▸ Requirement: The exercise asks for every line of the data to be reproduced exactly.

::: Source material

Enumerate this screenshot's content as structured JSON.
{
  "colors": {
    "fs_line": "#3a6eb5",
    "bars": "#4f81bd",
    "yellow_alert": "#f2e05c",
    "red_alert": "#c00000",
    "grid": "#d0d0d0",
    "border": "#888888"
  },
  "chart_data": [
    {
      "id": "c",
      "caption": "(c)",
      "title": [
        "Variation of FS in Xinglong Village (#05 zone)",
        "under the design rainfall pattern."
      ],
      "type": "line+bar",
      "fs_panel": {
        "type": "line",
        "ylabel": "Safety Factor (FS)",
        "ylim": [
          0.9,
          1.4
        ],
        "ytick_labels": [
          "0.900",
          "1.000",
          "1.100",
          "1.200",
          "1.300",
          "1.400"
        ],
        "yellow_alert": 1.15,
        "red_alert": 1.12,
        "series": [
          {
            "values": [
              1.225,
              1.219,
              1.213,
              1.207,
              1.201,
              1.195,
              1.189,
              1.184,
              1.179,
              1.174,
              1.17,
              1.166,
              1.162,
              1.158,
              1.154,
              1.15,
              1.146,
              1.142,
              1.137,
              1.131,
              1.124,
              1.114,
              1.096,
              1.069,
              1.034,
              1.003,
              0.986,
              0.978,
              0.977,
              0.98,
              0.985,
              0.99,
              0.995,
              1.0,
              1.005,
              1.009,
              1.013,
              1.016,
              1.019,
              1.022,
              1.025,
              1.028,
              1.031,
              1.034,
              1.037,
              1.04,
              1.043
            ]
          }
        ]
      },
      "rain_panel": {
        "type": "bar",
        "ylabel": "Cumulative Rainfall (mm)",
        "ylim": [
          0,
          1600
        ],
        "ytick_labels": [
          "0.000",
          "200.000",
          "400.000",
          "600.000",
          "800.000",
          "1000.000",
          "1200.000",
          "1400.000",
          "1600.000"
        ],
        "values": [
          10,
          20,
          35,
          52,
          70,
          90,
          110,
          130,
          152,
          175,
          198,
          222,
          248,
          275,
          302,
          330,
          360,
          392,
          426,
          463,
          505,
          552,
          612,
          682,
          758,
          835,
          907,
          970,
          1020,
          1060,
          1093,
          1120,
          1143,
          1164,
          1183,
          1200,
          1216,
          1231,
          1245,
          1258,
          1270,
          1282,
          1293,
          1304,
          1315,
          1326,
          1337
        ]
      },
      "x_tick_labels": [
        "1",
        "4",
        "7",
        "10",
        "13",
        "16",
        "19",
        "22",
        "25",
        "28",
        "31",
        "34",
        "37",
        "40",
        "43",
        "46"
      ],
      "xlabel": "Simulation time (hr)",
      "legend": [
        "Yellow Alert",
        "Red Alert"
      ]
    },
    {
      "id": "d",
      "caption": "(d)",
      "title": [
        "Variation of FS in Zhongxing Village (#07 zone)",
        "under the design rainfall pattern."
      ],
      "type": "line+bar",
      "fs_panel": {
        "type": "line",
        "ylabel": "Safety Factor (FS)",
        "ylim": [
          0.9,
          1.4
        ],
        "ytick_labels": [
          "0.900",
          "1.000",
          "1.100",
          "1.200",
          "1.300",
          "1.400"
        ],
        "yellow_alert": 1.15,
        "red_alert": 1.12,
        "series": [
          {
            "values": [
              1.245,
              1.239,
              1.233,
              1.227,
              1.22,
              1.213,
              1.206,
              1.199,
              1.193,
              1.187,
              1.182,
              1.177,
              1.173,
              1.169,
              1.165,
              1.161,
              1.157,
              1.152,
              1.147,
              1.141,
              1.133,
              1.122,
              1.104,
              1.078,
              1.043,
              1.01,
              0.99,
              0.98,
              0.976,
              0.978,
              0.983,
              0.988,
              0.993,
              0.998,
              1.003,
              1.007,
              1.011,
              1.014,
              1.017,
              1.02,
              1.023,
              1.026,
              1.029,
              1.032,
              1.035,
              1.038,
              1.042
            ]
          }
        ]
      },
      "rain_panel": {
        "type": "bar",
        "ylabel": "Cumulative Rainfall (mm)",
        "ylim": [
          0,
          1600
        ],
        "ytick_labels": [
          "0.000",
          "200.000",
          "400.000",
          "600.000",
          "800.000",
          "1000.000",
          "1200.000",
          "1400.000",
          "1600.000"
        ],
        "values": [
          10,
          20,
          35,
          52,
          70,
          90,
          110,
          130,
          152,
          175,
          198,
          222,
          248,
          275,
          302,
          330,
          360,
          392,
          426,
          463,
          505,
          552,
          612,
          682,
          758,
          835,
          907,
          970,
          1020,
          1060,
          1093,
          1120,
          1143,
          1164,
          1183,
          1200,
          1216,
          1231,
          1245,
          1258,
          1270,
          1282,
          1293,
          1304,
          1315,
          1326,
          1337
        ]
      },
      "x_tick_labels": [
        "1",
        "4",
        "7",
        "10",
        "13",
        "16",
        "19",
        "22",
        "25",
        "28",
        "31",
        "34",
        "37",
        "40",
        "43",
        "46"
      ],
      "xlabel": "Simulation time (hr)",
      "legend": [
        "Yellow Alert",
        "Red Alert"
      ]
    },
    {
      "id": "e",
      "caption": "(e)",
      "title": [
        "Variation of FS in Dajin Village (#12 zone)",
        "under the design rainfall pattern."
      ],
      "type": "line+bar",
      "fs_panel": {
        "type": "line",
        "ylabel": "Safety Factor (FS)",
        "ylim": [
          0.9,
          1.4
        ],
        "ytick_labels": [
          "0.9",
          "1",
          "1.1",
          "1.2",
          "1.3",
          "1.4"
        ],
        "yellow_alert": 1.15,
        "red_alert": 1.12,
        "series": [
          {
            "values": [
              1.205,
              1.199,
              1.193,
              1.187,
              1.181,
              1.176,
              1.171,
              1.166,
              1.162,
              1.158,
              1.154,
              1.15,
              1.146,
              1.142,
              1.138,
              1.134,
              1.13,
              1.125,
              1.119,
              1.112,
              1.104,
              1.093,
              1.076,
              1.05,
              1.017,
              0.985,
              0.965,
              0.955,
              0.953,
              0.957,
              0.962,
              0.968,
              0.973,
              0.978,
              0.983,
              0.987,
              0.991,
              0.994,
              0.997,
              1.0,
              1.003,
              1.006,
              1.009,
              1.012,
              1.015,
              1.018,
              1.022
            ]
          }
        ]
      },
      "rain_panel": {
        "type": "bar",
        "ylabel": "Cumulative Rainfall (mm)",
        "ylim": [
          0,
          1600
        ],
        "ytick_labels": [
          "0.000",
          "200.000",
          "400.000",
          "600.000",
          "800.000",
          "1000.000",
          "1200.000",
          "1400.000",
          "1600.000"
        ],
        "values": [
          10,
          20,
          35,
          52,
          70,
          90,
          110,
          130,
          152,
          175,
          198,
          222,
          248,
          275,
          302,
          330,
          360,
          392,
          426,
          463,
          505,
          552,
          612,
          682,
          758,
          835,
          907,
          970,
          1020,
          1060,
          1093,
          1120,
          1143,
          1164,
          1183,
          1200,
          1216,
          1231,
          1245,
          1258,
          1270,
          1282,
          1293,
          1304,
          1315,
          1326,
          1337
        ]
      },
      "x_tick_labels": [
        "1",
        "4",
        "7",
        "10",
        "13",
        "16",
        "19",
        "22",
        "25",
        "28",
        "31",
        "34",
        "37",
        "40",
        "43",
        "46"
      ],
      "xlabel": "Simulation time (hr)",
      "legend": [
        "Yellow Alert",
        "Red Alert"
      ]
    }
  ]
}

::::::

▸ Exercise response:
Enumerate this screenshot's content as structured JSON.
{
  "colors": {
    "fs_line": "#3a6eb5",
    "bars": "#4f81bd",
    "yellow_alert": "#f2e05c",
    "red_alert": "#c00000",
    "grid": "#d0d0d0",
    "border": "#888888"
  },
  "chart_data": [
    {
      "id": "c",
      "caption": "(c)",
      "title": [
        "Variation of FS in Xinglong Village (#05 zone)",
        "under the design rainfall pattern."
      ],
      "type": "line+bar",
      "fs_panel": {
        "type": "line",
        "ylabel": "Safety Factor (FS)",
        "ylim": [
          0.9,
          1.4
        ],
        "ytick_labels": [
          "0.900",
          "1.000",
          "1.100",
          "1.200",
          "1.300",
          "1.400"
        ],
        "yellow_alert": 1.15,
        "red_alert": 1.12,
        "series": [
          {
            "values": [
              1.225,
              1.219,
              1.213,
              1.207,
              1.201,
              1.195,
              1.189,
              1.184,
              1.179,
              1.174,
              1.17,
              1.166,
              1.162,
              1.158,
              1.154,
              1.15,
              1.146,
              1.142,
              1.137,
              1.131,
              1.124,
              1.114,
              1.096,
              1.069,
              1.034,
              1.003,
              0.986,
              0.978,
              0.977,
              0.98,
              0.985,
              0.99,
              0.995,
              1.0,
              1.005,
              1.009,
              1.013,
              1.016,
              1.019,
              1.022,
              1.025,
              1.028,
              1.031,
              1.034,
              1.037,
              1.04,
              1.043
            ]
          }
        ]
      },
      "rain_panel": {
        "type": "bar",
        "ylabel": "Cumulative Rainfall (mm)",
        "ylim": [
          0,
          1600
        ],
        "ytick_labels": [
          "0.000",
          "200.000",
          "400.000",
          "600.000",
          "800.000",
          "1000.000",
          "1200.000",
          "1400.000",
          "1600.000"
        ],
        "values": [
          10,
          20,
          35,
          52,
          70,
          90,
          110,
          130,
          152,
          175,
          198,
          222,
          248,
          275,
          302,
          330,
          360,
          392,
          426,
          463,
          505,
          552,
          612,
          682,
          758,
          835,
          907,
          970,
          1020,
          1060,
          1093,
          1120,
          1143,
          1164,
          1183,
          1200,
          1216,
          1231,
          1245,
          1258,
          1270,
          1282,
          1293,
          1304,
          1315,
          1326,
          1337
        ]
      },
      "x_tick_labels": [
        "1",
        "4",
        "7",
        "10",
        "13",
        "16",
        "19",
        "22",
        "25",
        "28",
        "31",
        "34",
        "37",
        "40",
        "43",
        "46"
      ],
      "xlabel": "Simulation time (hr)",
      "legend": [
        "Yellow Alert",
        "Red Alert"
      ]
    },
    {
      "id": "d",
      "caption": "(d)",
      "title": [
        "Variation of FS in Zhongxing Village (#07 zone)",
        "under the design rainfall pattern."
      ],
      "type": "line+bar",
      "fs_panel": {
        "type": "line",
        "ylabel": "Safety Factor (FS)",
        "ylim": [
          0.9,
          1.4
        ],
        "ytick_labels": [
          "0.900",
          "1.000",
          "1.100",
          "1.200",
          "1.300",
          "1.400"
        ],
        "yellow_alert": 1.15,
        "red_alert": 1.12,
        "series": [
          {
            "values": [
              1.245,
              1.239,
              1.233,
              1.227,
              1.22,
              1.213,
              1.206,
              1.199,
              1.193,
              1.187,
              1.182,
              1.177,
              1.173,
              1.169,
              1.165,
              1.161,
              1.157,
              1.152,
              1.147,
              1.141,
              1.133,
              1.122,
              1.104,
              1.078,
              1.043,
              1.01,
              0.99,
              0.98,
              0.976,
              0.978,
              0.983,
              0.988,
              0.993,
              0.998,
              1.003,
              1.007,
              1.011,
              1.014,
              1.017,
              1.02,
              1.023,
              1.026,
              1.029,
              1.032,
              1.035,
              1.038,
              1.042
            ]
          }
        ]
      },
      "rain_panel": {
        "type": "bar",
        "ylabel": "Cumulative Rainfall (mm)",
        "ylim": [
          0,
          1600
        ],
        "ytick_labels": [
          "0.000",
          "200.000",
          "400.000",
          "600.000",
          "800.000",
          "1000.000",
          "1200.000",
          "1400.000",
          "1600.000"
        ],
        "values": [
          10,
          20,
          35,
          52,
          70,
          90,
          110,
          130,
          152,
          175,
          198,
          222,
          248,
          275,
          302,
          330,
          360,
          392,
          426,
          463,
          505,
          552,
          612,
          682,
          758,
          835,
          907,
          970,
          1020,
          1060,
          1093,
          1120,
          1143,
          1164,
          1183,
          1200,
          1216,
          1231,
          1245,
          1258,
          1270,
          1282,
          1293,
          1304,
          1315,
          1326,
          1337
        ]
      },
      "x_tick_labels": [
        "1",
        "4",
        "7",
        "10",
        "13",
        "16",
        "19",
        "22",
        "25",
        "28",
        "31",
        "34",
        "37",
        "40",
        "43",
        "46"
      ],
      "xlabel": "Simulation time (hr)",
      "legend": [
        "Yellow Alert",
        "Red Alert"
      ]
    },
    {
      "id": "e",
      "caption": "(e)",
      "title": [
        "Variation of FS in Dajin Village (#12 zone)",
        "under the design rainfall pattern."
      ],
      "type": "line+bar",
      "fs_panel": {
        "type": "line",
        "ylabel": "Safety Factor (FS)",
        "ylim": [
          0.9,
          1.4
        ],
        "ytick_labels": [
          "0.9",
          "1",
          "1.1",
          "1.2",
          "1.3",
          "1.4"
        ],
        "yellow_alert": 1.15,
        "red_alert": 1.12,
        "series": [
          {
            "values": [
              1.205,
              1.199,
              1.193,
              1.187,
              1.181,
              1.176,
              1.171,
              1.166,
              1.162,
              1.158,
              1.154,
              1.15,
              1.146,
              1.142,
              1.138,
              1.134,
              1.13,
              1.125,
              1.119,
              1.112,
              1.104,
              1.093,
              1.076,
              1.05,
              1.017,
              0.985,
              0.965,
              0.955,
              0.953,
              0.957,
              0.962,
              0.968,
              0.973,
              0.978,
              0.983,
              0.987,
              0.991,
              0.994,
              0.997,
              1.0,
              1.003,
              1.006,
              1.009,
              1.012,
              1.015,
              1.018,
              1.022
            ]
          }
        ]
      },
      "rain_panel": {
        "type": "bar",
        "ylabel": "Cumulative Rainfall (mm)",
        "ylim": [
          0,
          1600
        ],
        "ytick_labels": [
          "0.000",
          "200.000",
          "400.000",
          "600.000",
          "800.000",
          "1000.000",
          "1200.000",
          "1400.000",
          "1600.000"
        ],
        "values": [
          10,
          20,
          35,
          52,
          70,
          90,
          110,
          130,
          152,
          175,
          198,
          222,
          248,
          275,
          302,
          330,
          360,
          392,
          426,
          463,
          505,
          552,
          612,
          682,
          758,
          835,
          907,
          970,
          1020,
          1060,
          1093,
          1120,
          1143,
          1164,
          1183,
          1200,
          1216,
          1231,
          1245,
          1258,
          1270,
          1282,
          1293,
          1304,
          1315,
          1326,
          1337
        ]
      },
      "x_tick_labels": [
        "1",
        "4",
        "7",
        "10",
        "13",
        "16",
        "19",
        "22",
        "25",
        "28",
        "31",
        "34",
        "37",
        "40",
        "43",
        "46"
      ],
      "xlabel": "Simulation time (hr)",
      "legend": [
        "Yellow Alert",
        "Red Alert"
      ]
    }
  ]
}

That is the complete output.